▶ _Source extract_:
———

The record is dark like '80s synthpop (read: Depeche Mode), and just as campy; it's so overwhelmingly serious at points, you can't help but snarf at the po-facedness of it all. Sometimes, with the unending basic drum machine beat and simple melodies, along with his thickly-accented yelling, it's like the exaggerated caricature of what gets played in a German sex club where everyone is wearing leather balaclavas and ramming things into places they don't belong, whilst an angry Rosa Klebb-alike gazes on. Well, one would assume, anyway... Imagine Frankie Goes To Hollywood having a demonic lovechild with Kraftwerk's most obscure krautronica, and you're in the ballpark.

The title track, coming in at almost eight minutes, is almost straight-up goth-house. Strong bass, synth and drum lines rampage onwards, with little evolution or detraction from the end goal. It's a slow burner for sure, but ends up becoming a 90s-tinged trance'n'bass effort, and something you could really shake a glowstick at.

———

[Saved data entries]
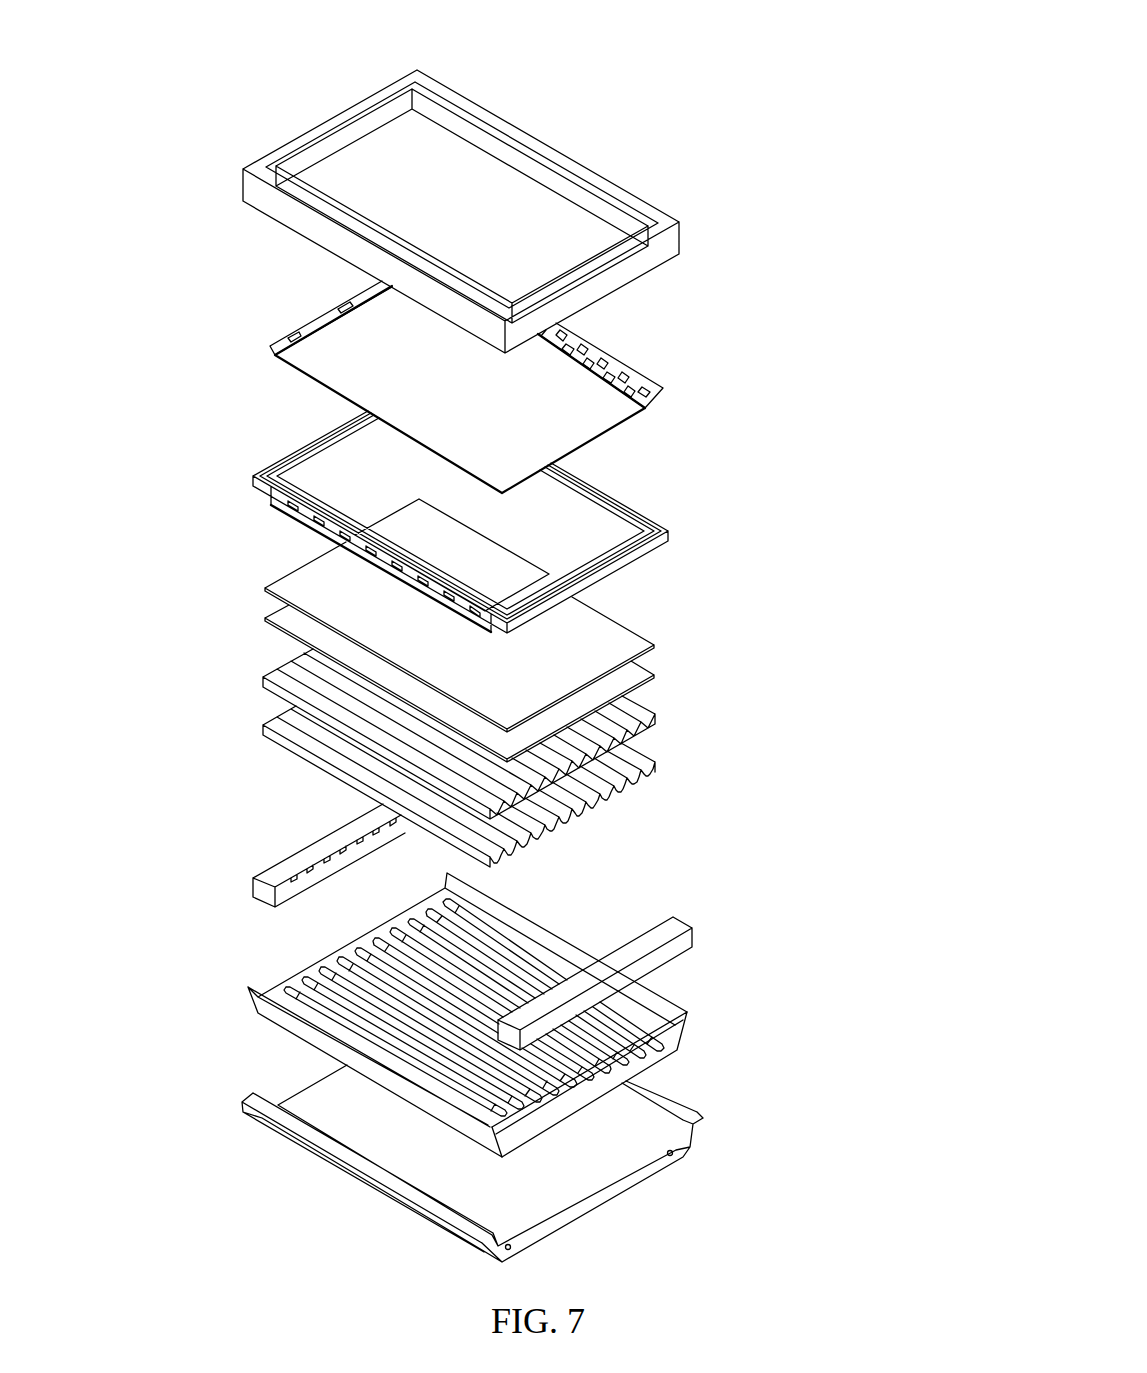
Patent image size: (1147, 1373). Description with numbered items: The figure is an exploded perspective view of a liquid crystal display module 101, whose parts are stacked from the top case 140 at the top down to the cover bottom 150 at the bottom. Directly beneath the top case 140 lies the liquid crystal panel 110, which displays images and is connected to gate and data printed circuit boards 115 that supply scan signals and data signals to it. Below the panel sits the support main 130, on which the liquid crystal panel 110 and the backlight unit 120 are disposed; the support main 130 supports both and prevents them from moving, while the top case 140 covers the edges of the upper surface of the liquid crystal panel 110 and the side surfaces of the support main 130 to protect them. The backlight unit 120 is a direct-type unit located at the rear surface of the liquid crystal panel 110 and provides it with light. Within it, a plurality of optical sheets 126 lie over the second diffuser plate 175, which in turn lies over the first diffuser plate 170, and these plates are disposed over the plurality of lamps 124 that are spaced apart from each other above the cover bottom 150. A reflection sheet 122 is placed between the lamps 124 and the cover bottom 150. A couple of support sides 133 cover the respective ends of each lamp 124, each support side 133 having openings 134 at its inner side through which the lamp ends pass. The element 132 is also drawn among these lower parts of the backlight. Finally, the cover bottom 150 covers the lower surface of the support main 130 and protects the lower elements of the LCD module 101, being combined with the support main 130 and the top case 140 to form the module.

The LCD module 101 is at (673, 97).
The top case 140 is at (679, 240).
The liquid crystal panel 110 is at (598, 388).
The gate and data printed circuit boards 115 is at (667, 377).
The support main 130 is at (669, 529).
The backlight unit 120 is at (776, 1042).
The optical sheets 126 is at (672, 641).
The second diffuser plate 175 is at (656, 714).
The first diffuser plate 170 is at (656, 764).
The openings 134 is at (310, 888).
The lamps 124 is at (507, 947).
The reflection sheet 122 is at (657, 1000).
The support sides 133 is at (677, 924).
The side mold 132 is at (678, 1055).
The cover bottom 150 is at (688, 1103).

———

▶ _What to produce_:
Can you carry on the album review from its last sentence, keeping the same voice?

▶ _Exercise output_:
'Kirsten', yoinking samples from obscure films and plunging icy synth knives into your ears, is a warped, New Order-tinged cut. The rhythms are actually changed up a bit here, which is a pleasant surprise, and makes the track stand out. 'Breaking Silence' features Norrvide donning a punk slur as he garbles "I break silence/ I break silence," amongst massive wobbling pads and tarnished rudimentary melodies. It's fairly raw, and though the project as a whole on Perfect View seems more honed, the vocals here are anything but.

Despite the masochistic/silly lustiness behind it, and the eternal repetition, it's really quite entrancing. You're drawn into the music like moths to a bug zapper. Lust For Youth could've perhaps taken a bit more time to make this much more varied, but it's still listenable the way it is, and it expertly evokes a paranoid darkness. It's hard to love, but it's just as difficult to press the stop button when you've got it on.